What you will do: Transcribe everything from the line containing "Give bounding boxes" down to the line containing "page-title: Nueva acción", reproducing each line exactly as it appears.

___ Input records ___

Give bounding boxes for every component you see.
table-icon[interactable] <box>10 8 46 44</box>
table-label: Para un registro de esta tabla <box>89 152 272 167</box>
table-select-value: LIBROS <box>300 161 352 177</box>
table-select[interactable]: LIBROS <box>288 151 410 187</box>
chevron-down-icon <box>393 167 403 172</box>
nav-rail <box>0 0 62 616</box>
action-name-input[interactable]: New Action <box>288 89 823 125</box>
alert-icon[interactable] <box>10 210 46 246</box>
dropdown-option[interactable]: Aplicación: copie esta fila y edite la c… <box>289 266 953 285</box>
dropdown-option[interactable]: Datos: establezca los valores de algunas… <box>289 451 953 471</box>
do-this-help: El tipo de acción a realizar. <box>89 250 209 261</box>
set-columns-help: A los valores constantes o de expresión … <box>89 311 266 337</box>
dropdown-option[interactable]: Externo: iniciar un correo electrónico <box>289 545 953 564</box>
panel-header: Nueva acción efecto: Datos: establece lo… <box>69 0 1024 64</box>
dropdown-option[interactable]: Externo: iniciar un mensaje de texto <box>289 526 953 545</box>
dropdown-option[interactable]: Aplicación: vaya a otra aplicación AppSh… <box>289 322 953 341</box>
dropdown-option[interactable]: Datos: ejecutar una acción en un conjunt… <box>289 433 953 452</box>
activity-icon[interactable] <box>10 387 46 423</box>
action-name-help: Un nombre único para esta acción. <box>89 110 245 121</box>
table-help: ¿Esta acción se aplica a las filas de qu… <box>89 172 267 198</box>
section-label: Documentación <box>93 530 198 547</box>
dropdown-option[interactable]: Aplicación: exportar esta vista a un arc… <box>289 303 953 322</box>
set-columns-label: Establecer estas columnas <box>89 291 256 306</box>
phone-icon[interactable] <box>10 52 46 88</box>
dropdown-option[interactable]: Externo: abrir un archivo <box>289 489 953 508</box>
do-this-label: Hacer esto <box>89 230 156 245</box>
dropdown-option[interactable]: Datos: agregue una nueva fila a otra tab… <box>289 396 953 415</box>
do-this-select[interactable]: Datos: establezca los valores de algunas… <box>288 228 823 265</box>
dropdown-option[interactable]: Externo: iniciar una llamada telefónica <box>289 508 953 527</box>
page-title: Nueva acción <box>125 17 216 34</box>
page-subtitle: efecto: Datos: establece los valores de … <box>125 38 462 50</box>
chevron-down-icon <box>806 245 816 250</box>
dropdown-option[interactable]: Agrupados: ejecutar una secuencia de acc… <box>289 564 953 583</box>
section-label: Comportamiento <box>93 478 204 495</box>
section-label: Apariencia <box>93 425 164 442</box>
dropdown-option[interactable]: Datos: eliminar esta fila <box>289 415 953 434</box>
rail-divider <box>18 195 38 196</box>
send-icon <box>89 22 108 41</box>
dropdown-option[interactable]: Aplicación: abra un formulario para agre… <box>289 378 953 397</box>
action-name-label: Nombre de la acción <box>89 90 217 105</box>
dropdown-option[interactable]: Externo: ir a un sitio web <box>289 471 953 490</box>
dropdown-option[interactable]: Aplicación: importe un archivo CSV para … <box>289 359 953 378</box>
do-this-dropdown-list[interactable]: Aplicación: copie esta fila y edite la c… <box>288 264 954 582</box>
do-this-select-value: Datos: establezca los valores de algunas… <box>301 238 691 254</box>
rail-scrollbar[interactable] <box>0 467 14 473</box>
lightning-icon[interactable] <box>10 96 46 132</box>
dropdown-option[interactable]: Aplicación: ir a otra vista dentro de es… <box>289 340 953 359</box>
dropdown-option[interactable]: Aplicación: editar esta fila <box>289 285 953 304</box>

___
___ Input records ___

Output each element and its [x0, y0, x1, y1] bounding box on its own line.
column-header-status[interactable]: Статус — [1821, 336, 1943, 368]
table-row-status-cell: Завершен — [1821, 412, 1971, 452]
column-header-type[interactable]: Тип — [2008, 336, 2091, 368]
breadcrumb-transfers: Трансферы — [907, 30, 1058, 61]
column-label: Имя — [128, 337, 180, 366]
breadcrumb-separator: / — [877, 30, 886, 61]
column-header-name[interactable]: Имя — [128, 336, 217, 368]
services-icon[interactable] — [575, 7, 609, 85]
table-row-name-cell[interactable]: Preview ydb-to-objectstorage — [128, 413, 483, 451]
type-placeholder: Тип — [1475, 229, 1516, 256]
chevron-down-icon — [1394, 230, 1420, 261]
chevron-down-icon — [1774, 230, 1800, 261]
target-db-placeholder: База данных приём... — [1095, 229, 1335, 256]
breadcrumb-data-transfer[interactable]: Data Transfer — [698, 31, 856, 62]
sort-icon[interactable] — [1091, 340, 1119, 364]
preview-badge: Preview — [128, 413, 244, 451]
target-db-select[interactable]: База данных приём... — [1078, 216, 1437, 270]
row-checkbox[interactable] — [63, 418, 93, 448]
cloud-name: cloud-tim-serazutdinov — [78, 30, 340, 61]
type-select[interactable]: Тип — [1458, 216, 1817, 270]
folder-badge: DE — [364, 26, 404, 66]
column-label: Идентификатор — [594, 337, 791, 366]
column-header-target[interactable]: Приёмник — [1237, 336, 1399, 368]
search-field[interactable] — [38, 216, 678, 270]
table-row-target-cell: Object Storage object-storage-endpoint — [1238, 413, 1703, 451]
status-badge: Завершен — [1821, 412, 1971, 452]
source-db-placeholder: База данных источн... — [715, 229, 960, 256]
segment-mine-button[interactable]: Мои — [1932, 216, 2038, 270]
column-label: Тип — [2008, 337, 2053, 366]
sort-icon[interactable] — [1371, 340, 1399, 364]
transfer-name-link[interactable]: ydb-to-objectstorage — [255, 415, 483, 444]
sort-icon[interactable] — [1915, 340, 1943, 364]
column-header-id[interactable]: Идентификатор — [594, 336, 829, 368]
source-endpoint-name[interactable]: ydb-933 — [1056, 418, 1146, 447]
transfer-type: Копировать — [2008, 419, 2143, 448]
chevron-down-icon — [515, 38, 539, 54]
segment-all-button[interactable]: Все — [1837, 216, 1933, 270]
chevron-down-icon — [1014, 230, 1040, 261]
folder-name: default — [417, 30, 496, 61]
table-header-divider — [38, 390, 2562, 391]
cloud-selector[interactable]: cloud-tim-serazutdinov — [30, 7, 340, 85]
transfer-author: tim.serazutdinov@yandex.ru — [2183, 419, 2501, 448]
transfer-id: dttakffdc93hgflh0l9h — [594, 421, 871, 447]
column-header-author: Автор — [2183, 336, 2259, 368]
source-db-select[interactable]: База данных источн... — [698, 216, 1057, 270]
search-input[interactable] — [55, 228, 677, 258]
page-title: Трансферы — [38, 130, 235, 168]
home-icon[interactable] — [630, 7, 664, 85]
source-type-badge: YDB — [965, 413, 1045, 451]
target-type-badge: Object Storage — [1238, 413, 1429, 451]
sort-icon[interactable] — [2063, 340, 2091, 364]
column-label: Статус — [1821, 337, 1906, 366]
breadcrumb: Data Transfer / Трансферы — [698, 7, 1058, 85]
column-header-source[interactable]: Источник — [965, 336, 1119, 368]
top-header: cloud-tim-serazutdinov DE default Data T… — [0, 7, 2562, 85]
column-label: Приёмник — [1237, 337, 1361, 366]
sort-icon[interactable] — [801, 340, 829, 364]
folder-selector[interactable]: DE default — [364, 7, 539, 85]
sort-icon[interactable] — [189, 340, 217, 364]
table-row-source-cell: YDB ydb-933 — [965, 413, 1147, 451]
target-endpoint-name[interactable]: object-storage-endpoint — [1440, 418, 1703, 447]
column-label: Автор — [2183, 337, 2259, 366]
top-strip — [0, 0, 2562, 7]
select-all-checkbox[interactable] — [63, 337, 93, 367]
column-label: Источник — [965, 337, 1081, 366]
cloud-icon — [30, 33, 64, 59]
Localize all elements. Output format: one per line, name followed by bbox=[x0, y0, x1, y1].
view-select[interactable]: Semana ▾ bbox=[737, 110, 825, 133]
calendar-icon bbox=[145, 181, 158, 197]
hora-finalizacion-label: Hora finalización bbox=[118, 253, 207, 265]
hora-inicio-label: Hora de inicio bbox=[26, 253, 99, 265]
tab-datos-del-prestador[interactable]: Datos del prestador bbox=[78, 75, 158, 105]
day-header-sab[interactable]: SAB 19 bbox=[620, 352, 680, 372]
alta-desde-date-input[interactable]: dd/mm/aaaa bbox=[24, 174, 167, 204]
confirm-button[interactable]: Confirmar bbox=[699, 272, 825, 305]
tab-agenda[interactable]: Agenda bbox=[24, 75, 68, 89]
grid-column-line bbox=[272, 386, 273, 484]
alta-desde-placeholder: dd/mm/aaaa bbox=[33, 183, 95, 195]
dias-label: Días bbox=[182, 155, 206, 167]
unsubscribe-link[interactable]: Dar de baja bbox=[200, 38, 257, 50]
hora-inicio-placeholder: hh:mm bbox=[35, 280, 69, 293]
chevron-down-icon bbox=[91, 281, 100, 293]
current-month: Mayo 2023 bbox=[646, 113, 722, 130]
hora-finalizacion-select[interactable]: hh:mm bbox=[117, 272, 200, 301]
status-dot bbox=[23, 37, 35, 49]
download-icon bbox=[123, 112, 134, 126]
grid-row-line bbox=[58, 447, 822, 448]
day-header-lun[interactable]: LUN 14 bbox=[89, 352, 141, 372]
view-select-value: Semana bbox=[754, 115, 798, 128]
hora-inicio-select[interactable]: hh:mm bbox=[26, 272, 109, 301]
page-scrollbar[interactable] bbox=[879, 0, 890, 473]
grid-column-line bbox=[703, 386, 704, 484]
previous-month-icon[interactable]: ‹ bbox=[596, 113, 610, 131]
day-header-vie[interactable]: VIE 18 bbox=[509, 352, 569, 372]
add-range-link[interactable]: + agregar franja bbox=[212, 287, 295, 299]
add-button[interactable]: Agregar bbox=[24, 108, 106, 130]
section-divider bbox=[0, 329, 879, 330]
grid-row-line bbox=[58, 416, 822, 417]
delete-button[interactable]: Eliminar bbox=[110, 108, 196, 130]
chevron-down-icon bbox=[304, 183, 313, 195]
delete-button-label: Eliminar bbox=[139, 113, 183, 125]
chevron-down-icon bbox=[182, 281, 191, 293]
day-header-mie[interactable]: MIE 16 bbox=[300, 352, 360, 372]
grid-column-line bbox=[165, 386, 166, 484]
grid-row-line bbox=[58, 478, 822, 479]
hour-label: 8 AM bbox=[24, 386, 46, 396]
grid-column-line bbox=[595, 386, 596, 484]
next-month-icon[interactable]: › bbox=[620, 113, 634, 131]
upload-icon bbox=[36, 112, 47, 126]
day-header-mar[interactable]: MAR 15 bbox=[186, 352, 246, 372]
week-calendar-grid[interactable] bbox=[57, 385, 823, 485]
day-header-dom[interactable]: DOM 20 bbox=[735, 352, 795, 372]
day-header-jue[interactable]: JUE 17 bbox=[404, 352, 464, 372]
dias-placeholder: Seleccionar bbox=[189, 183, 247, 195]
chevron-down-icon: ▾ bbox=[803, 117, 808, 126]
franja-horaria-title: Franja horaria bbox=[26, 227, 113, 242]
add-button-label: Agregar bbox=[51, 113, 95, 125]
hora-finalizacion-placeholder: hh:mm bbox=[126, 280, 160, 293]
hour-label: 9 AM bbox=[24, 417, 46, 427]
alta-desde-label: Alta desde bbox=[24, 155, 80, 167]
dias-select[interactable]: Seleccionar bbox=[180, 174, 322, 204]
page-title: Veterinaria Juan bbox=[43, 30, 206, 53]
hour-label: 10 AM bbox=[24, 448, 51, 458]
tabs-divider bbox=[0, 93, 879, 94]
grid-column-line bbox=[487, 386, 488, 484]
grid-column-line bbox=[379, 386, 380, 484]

___

Response to this task:
Give bounding boxes for every component you see.
table-icon[interactable] <box>10 8 46 44</box>
table-label: Para un registro de esta tabla <box>89 152 272 167</box>
table-select-value: LIBROS <box>300 161 352 177</box>
table-select[interactable]: LIBROS <box>288 151 410 187</box>
chevron-down-icon <box>393 167 403 172</box>
nav-rail <box>0 0 62 616</box>
action-name-input[interactable]: New Action <box>288 89 823 125</box>
alert-icon[interactable] <box>10 210 46 246</box>
dropdown-option[interactable]: Aplicación: copie esta fila y edite la c… <box>289 266 953 285</box>
dropdown-option[interactable]: Datos: establezca los valores de algunas… <box>289 451 953 471</box>
do-this-help: El tipo de acción a realizar. <box>89 250 209 261</box>
set-columns-help: A los valores constantes o de expresión … <box>89 311 266 337</box>
dropdown-option[interactable]: Externo: iniciar un correo electrónico <box>289 545 953 564</box>
panel-header: Nueva acción efecto: Datos: establece lo… <box>69 0 1024 64</box>
dropdown-option[interactable]: Externo: iniciar un mensaje de texto <box>289 526 953 545</box>
dropdown-option[interactable]: Aplicación: vaya a otra aplicación AppSh… <box>289 322 953 341</box>
dropdown-option[interactable]: Datos: ejecutar una acción en un conjunt… <box>289 433 953 452</box>
activity-icon[interactable] <box>10 387 46 423</box>
action-name-help: Un nombre único para esta acción. <box>89 110 245 121</box>
table-help: ¿Esta acción se aplica a las filas de qu… <box>89 172 267 198</box>
section-label: Documentación <box>93 530 198 547</box>
dropdown-option[interactable]: Aplicación: exportar esta vista a un arc… <box>289 303 953 322</box>
set-columns-label: Establecer estas columnas <box>89 291 256 306</box>
phone-icon[interactable] <box>10 52 46 88</box>
dropdown-option[interactable]: Externo: abrir un archivo <box>289 489 953 508</box>
do-this-label: Hacer esto <box>89 230 156 245</box>
dropdown-option[interactable]: Datos: agregue una nueva fila a otra tab… <box>289 396 953 415</box>
do-this-select[interactable]: Datos: establezca los valores de algunas… <box>288 228 823 265</box>
dropdown-option[interactable]: Externo: iniciar una llamada telefónica <box>289 508 953 527</box>
page-title: Nueva acción <box>125 17 216 34</box>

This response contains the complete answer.